§ **What this task involves**: Reproduce the data exactly and drop any pictures it holds.

Dataset records:
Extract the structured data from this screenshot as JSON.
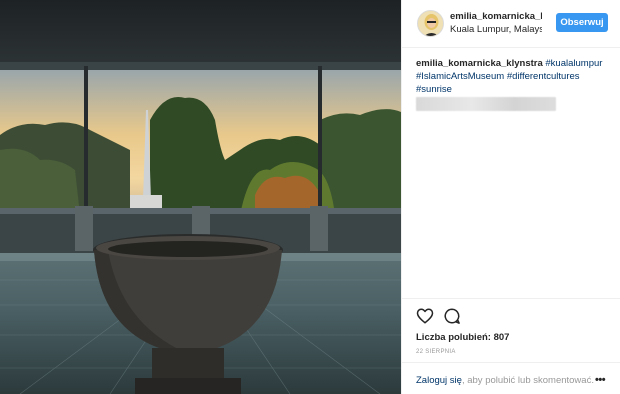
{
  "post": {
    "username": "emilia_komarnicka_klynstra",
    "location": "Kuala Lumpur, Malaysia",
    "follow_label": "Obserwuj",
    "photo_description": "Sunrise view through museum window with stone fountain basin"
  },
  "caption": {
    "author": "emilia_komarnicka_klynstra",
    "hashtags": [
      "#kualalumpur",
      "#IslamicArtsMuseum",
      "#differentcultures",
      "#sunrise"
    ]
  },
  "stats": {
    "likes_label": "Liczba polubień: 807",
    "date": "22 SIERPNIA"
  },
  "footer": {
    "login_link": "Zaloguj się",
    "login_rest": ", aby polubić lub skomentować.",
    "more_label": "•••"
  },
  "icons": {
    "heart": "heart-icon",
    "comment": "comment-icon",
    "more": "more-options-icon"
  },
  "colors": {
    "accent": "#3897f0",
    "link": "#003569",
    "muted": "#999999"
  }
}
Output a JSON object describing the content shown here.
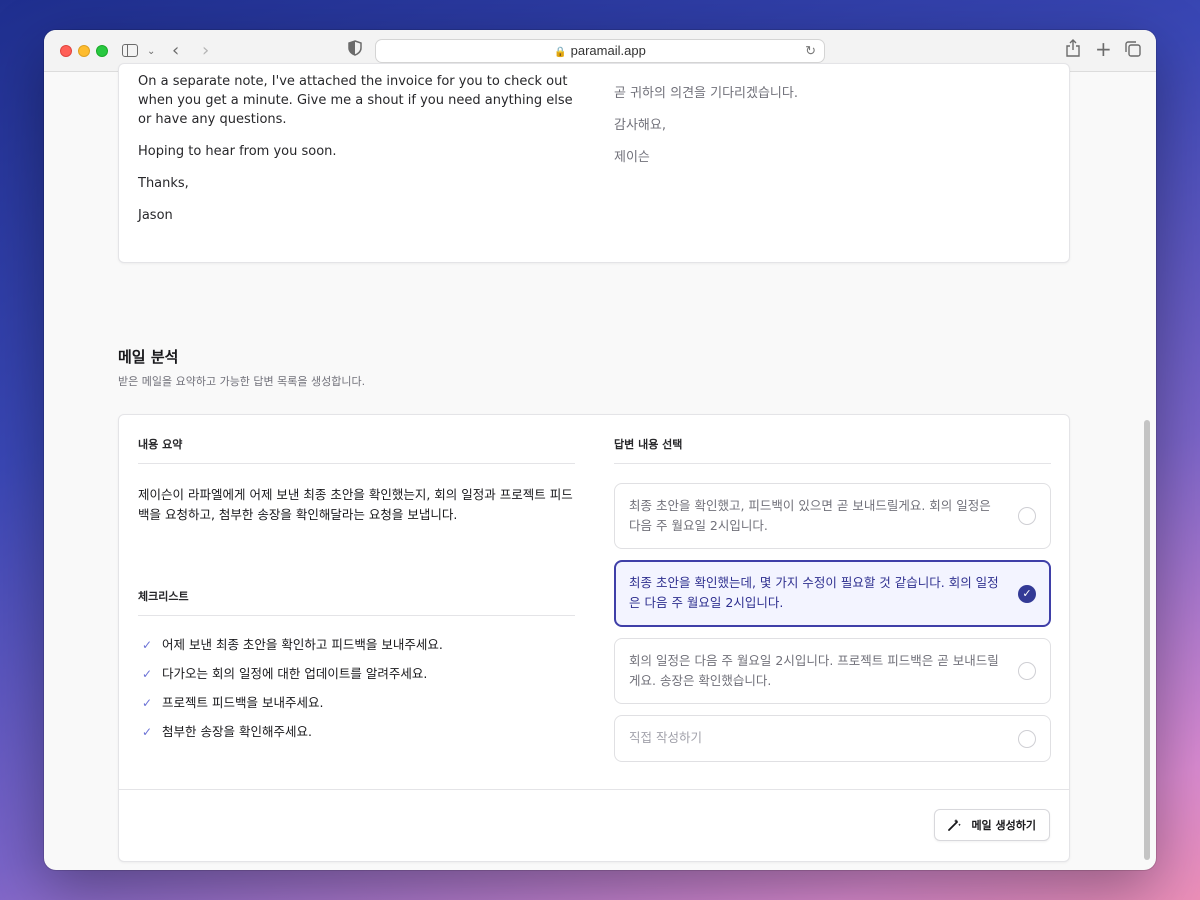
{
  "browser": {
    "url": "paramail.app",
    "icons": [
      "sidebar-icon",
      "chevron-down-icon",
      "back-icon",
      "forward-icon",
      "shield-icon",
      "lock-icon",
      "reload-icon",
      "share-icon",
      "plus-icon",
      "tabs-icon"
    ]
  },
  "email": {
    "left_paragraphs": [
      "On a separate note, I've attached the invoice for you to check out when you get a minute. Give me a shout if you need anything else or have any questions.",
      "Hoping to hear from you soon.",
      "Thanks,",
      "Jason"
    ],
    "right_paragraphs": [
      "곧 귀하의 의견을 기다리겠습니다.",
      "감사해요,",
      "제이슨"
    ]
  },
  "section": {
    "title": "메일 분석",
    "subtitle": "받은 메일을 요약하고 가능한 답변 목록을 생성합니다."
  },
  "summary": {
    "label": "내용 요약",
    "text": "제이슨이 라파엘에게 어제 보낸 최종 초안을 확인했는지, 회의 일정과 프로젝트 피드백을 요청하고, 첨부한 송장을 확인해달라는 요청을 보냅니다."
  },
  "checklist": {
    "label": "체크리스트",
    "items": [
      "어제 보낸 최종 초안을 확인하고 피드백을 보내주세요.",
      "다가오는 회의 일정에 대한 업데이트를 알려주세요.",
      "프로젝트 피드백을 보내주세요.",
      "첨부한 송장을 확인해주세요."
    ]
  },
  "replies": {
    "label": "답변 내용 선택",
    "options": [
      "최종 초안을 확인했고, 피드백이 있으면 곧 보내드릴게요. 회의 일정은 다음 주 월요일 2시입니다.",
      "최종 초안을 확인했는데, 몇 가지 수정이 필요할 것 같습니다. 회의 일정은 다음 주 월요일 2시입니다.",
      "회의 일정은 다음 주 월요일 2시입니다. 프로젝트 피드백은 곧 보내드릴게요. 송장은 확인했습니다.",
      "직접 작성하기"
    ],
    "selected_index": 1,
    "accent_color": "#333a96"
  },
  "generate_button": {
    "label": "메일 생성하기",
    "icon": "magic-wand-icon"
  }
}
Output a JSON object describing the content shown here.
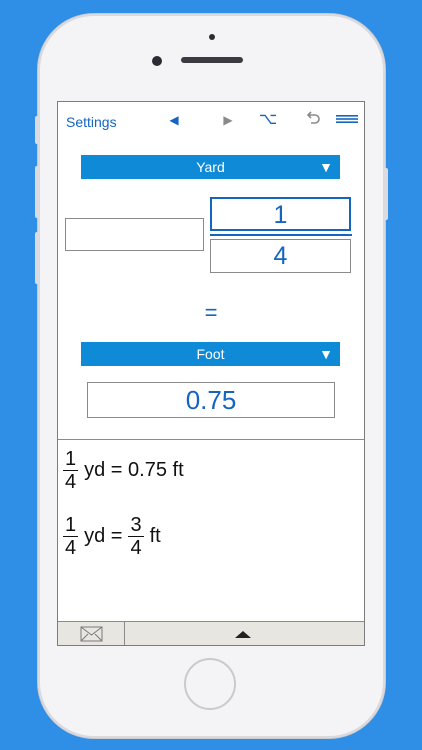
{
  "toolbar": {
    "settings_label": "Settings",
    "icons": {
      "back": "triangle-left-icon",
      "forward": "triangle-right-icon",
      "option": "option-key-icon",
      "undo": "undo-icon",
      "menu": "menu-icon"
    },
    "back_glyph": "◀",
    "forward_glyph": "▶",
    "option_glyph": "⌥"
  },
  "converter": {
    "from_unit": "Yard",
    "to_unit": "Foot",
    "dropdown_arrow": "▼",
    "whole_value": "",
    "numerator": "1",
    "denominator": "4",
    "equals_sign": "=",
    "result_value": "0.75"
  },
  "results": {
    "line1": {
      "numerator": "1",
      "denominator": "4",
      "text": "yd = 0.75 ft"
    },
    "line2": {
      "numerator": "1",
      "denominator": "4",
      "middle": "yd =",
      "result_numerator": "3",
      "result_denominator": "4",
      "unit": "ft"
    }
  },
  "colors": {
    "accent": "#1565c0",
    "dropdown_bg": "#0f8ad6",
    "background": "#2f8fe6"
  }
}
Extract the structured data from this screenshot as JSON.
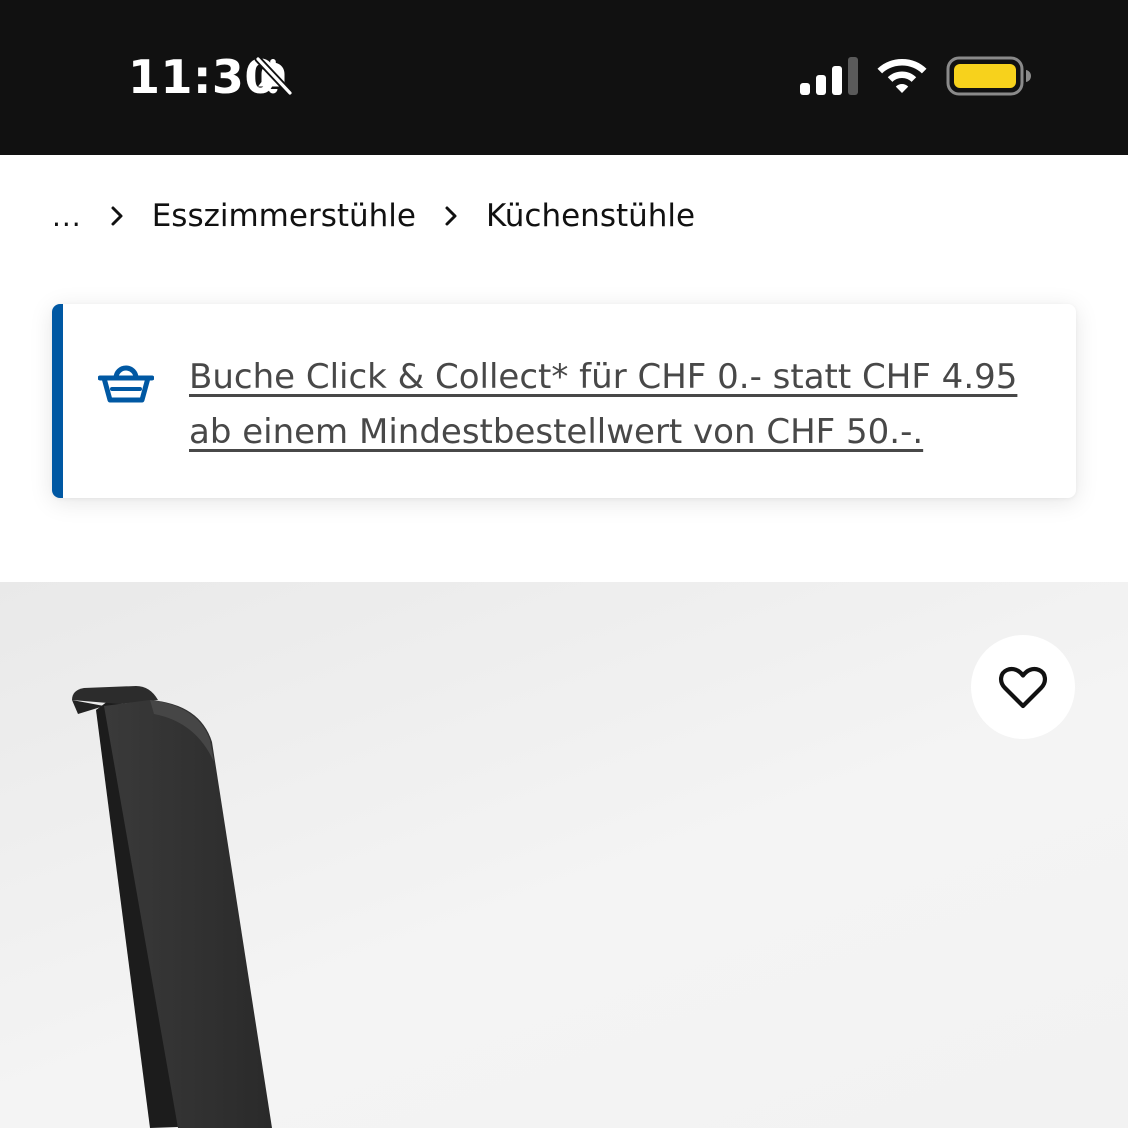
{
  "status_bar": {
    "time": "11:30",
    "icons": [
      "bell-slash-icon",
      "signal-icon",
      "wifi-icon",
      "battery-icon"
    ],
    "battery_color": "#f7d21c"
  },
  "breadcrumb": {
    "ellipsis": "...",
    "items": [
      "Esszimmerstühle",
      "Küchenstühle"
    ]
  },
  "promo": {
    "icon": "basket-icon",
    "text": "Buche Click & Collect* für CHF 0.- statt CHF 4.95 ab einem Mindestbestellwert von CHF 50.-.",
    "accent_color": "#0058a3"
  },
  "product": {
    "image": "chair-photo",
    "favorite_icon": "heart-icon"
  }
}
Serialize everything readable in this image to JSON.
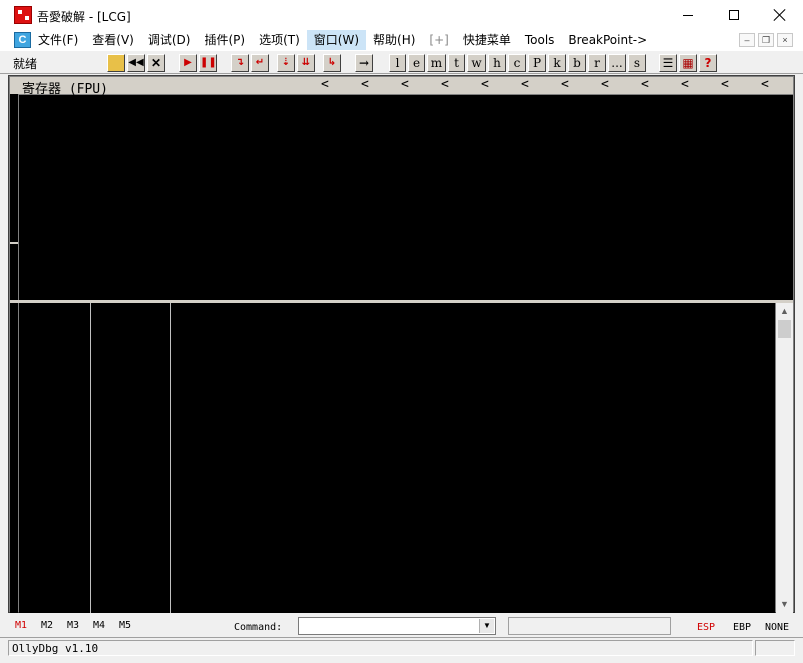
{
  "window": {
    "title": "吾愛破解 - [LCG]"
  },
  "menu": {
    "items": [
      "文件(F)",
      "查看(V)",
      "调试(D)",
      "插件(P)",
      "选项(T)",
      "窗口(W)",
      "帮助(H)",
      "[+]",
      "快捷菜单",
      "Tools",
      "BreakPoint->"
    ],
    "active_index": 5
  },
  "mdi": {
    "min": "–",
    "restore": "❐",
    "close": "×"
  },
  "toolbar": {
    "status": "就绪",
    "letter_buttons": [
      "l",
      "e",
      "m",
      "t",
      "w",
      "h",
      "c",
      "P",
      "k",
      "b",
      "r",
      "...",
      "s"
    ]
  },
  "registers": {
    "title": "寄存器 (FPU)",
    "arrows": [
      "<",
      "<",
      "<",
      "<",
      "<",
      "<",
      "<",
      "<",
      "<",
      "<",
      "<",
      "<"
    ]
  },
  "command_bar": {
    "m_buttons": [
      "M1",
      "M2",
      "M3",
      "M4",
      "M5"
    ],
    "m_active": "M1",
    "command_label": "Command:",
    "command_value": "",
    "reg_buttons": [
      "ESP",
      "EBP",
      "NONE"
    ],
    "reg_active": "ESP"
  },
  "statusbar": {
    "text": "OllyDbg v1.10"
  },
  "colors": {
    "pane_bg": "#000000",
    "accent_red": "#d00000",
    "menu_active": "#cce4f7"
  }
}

§ **Exercise solution**:
Extract the structured data from this screenshot as JSON.
{
  "post": {
    "username": "emilia_komarnicka_klynstra",
    "location": "Kuala Lumpur, Malaysia",
    "follow_label": "Obserwuj",
    "photo_description": "Sunrise view through museum window with stone fountain basin"
  },
  "caption": {
    "author": "emilia_komarnicka_klynstra",
    "hashtags": [
      "#kualalumpur",
      "#IslamicArtsMuseum",
      "#differentcultures",
      "#sunrise"
    ]
  },
  "stats": {
    "likes_label": "Liczba polubień: 807",
    "date": "22 SIERPNIA"
  },
  "footer": {
    "login_link": "Zaloguj się",
    "login_rest": ", aby polubić lub skomentować.",
    "more_label": "•••"
  },
  "icons": {
    "heart": "heart-icon",
    "comment": "comment-icon",
    "more": "more-options-icon"
  },
  "colors": {
    "accent": "#3897f0",
    "link": "#003569",
    "muted": "#999999"
  }
}
Output a JSON object describing the content shown here.
{
  "browser": {
    "url": "paramail.app",
    "icons": [
      "sidebar-icon",
      "chevron-down-icon",
      "back-icon",
      "forward-icon",
      "shield-icon",
      "lock-icon",
      "reload-icon",
      "share-icon",
      "plus-icon",
      "tabs-icon"
    ]
  },
  "email": {
    "left_paragraphs": [
      "On a separate note, I've attached the invoice for you to check out when you get a minute. Give me a shout if you need anything else or have any questions.",
      "Hoping to hear from you soon.",
      "Thanks,",
      "Jason"
    ],
    "right_paragraphs": [
      "곧 귀하의 의견을 기다리겠습니다.",
      "감사해요,",
      "제이슨"
    ]
  },
  "section": {
    "title": "메일 분석",
    "subtitle": "받은 메일을 요약하고 가능한 답변 목록을 생성합니다."
  },
  "summary": {
    "label": "내용 요약",
    "text": "제이슨이 라파엘에게 어제 보낸 최종 초안을 확인했는지, 회의 일정과 프로젝트 피드백을 요청하고, 첨부한 송장을 확인해달라는 요청을 보냅니다."
  },
  "checklist": {
    "label": "체크리스트",
    "items": [
      "어제 보낸 최종 초안을 확인하고 피드백을 보내주세요.",
      "다가오는 회의 일정에 대한 업데이트를 알려주세요.",
      "프로젝트 피드백을 보내주세요.",
      "첨부한 송장을 확인해주세요."
    ]
  },
  "replies": {
    "label": "답변 내용 선택",
    "options": [
      "최종 초안을 확인했고, 피드백이 있으면 곧 보내드릴게요. 회의 일정은 다음 주 월요일 2시입니다.",
      "최종 초안을 확인했는데, 몇 가지 수정이 필요할 것 같습니다. 회의 일정은 다음 주 월요일 2시입니다.",
      "회의 일정은 다음 주 월요일 2시입니다. 프로젝트 피드백은 곧 보내드릴게요. 송장은 확인했습니다.",
      "직접 작성하기"
    ],
    "selected_index": 1,
    "accent_color": "#333a96"
  },
  "generate_button": {
    "label": "메일 생성하기",
    "icon": "magic-wand-icon"
  }
}
Output a JSON object describing the content shown here.
{
  "toolbar": {
    "settings_label": "Settings",
    "icons": {
      "back": "triangle-left-icon",
      "forward": "triangle-right-icon",
      "option": "option-key-icon",
      "undo": "undo-icon",
      "menu": "menu-icon"
    },
    "back_glyph": "◀",
    "forward_glyph": "▶",
    "option_glyph": "⌥"
  },
  "converter": {
    "from_unit": "Yard",
    "to_unit": "Foot",
    "dropdown_arrow": "▼",
    "whole_value": "",
    "numerator": "1",
    "denominator": "4",
    "equals_sign": "=",
    "result_value": "0.75"
  },
  "results": {
    "line1": {
      "numerator": "1",
      "denominator": "4",
      "text": "yd = 0.75 ft"
    },
    "line2": {
      "numerator": "1",
      "denominator": "4",
      "middle": "yd =",
      "result_numerator": "3",
      "result_denominator": "4",
      "unit": "ft"
    }
  },
  "colors": {
    "accent": "#1565c0",
    "dropdown_bg": "#0f8ad6",
    "background": "#2f8fe6"
  }
}
Extract the structured data from this screenshot as JSON.
{
  "status_bar": {
    "time": "11:30",
    "icons": [
      "bell-slash-icon",
      "signal-icon",
      "wifi-icon",
      "battery-icon"
    ],
    "battery_color": "#f7d21c"
  },
  "breadcrumb": {
    "ellipsis": "...",
    "items": [
      "Esszimmerstühle",
      "Küchenstühle"
    ]
  },
  "promo": {
    "icon": "basket-icon",
    "text": "Buche Click & Collect* für CHF 0.- statt CHF 4.95 ab einem Mindestbestellwert von CHF 50.-.",
    "accent_color": "#0058a3"
  },
  "product": {
    "image": "chair-photo",
    "favorite_icon": "heart-icon"
  }
}
Serialize everything readable in this image to JSON.
{
  "window": {
    "title": "吾愛破解 - [LCG]"
  },
  "menu": {
    "items": [
      "文件(F)",
      "查看(V)",
      "调试(D)",
      "插件(P)",
      "选项(T)",
      "窗口(W)",
      "帮助(H)",
      "[+]",
      "快捷菜单",
      "Tools",
      "BreakPoint->"
    ],
    "active_index": 5
  },
  "mdi": {
    "min": "–",
    "restore": "❐",
    "close": "×"
  },
  "toolbar": {
    "status": "就绪",
    "letter_buttons": [
      "l",
      "e",
      "m",
      "t",
      "w",
      "h",
      "c",
      "P",
      "k",
      "b",
      "r",
      "...",
      "s"
    ]
  },
  "registers": {
    "title": "寄存器 (FPU)",
    "arrows": [
      "<",
      "<",
      "<",
      "<",
      "<",
      "<",
      "<",
      "<",
      "<",
      "<",
      "<",
      "<"
    ]
  },
  "command_bar": {
    "m_buttons": [
      "M1",
      "M2",
      "M3",
      "M4",
      "M5"
    ],
    "m_active": "M1",
    "command_label": "Command:",
    "command_value": "",
    "reg_buttons": [
      "ESP",
      "EBP",
      "NONE"
    ],
    "reg_active": "ESP"
  },
  "statusbar": {
    "text": "OllyDbg v1.10"
  },
  "colors": {
    "pane_bg": "#000000",
    "accent_red": "#d00000",
    "menu_active": "#cce4f7"
  }
}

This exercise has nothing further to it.